→ What you will do
Make an exact copy of the lines, leaving the pictures out.

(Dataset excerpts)
>>

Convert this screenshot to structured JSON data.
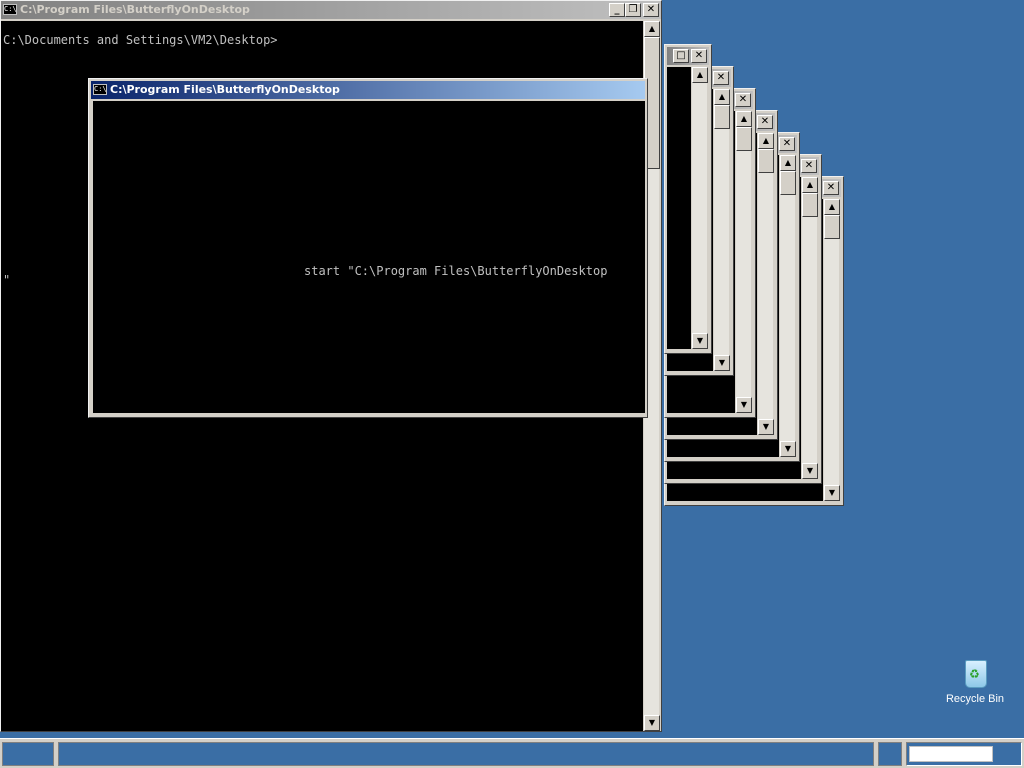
{
  "desktop": {
    "background": "#3a6ea5",
    "recycle_bin_label": "Recycle Bin"
  },
  "main_window": {
    "title": "C:\\Program Files\\ButterflyOnDesktop",
    "icon_text": "C:\\",
    "console_line1": "C:\\Documents and Settings\\VM2\\Desktop>",
    "console_quote": "\"",
    "buttons": {
      "minimize": "_",
      "restore": "❐",
      "close": "✕"
    }
  },
  "front_window": {
    "title": "C:\\Program Files\\ButterflyOnDesktop",
    "icon_text": "C:\\",
    "console_text": "start \"C:\\Program Files\\ButterflyOnDesktop"
  },
  "stacked_windows": {
    "count_visible": 8,
    "buttons": {
      "maximize": "□",
      "close": "✕"
    }
  },
  "scroll": {
    "up_arrow": "▲",
    "down_arrow": "▼"
  },
  "taskbar": {
    "background": "#d4d0c8"
  }
}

<<

→ Solution
Convert this screenshot to structured JSON data.
{
  "desktop": {
    "background": "#3a6ea5",
    "recycle_bin_label": "Recycle Bin"
  },
  "main_window": {
    "title": "C:\\Program Files\\ButterflyOnDesktop",
    "icon_text": "C:\\",
    "console_line1": "C:\\Documents and Settings\\VM2\\Desktop>",
    "console_quote": "\"",
    "buttons": {
      "minimize": "_",
      "restore": "❐",
      "close": "✕"
    }
  },
  "front_window": {
    "title": "C:\\Program Files\\ButterflyOnDesktop",
    "icon_text": "C:\\",
    "console_text": "start \"C:\\Program Files\\ButterflyOnDesktop"
  },
  "stacked_windows": {
    "count_visible": 8,
    "buttons": {
      "maximize": "□",
      "close": "✕"
    }
  },
  "scroll": {
    "up_arrow": "▲",
    "down_arrow": "▼"
  },
  "taskbar": {
    "background": "#d4d0c8"
  }
}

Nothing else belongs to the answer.